• Written problem: Find each line with "默认情况下" and copy it.

• Task material:
——————————
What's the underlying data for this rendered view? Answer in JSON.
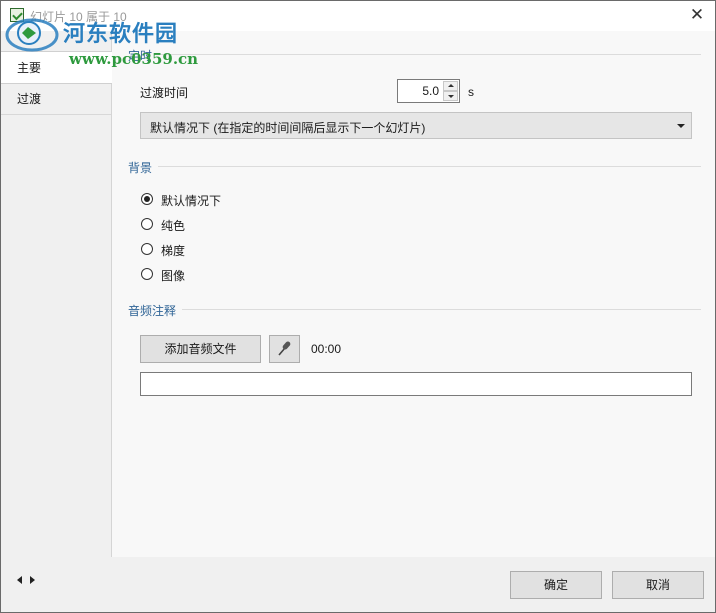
{
  "window": {
    "title": "幻灯片 10 属于 10",
    "close_glyph": "✕"
  },
  "watermark": {
    "name": "河东软件园",
    "url": "www.pc0359.cn"
  },
  "sidebar": {
    "items": [
      {
        "label": "主要",
        "active": true
      },
      {
        "label": "过渡",
        "active": false
      }
    ]
  },
  "timing": {
    "section": "定时",
    "transition_label": "过渡时间",
    "transition_value": "5.0",
    "unit": "s",
    "mode_selected": "默认情况下 (在指定的时间间隔后显示下一个幻灯片)"
  },
  "background": {
    "section": "背景",
    "options": [
      {
        "label": "默认情况下",
        "checked": true
      },
      {
        "label": "纯色",
        "checked": false
      },
      {
        "label": "梯度",
        "checked": false
      },
      {
        "label": "图像",
        "checked": false
      }
    ]
  },
  "audio": {
    "section": "音频注释",
    "add_button": "添加音频文件",
    "mic_icon": "microphone-icon",
    "time": "00:00",
    "field_value": ""
  },
  "footer": {
    "ok": "确定",
    "cancel": "取消"
  }
}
——————————
• Answer to this problem:
    "mode_selected": "默认情况下 (在指定的时间间隔后显示下一个幻灯片)"
        "label": "默认情况下",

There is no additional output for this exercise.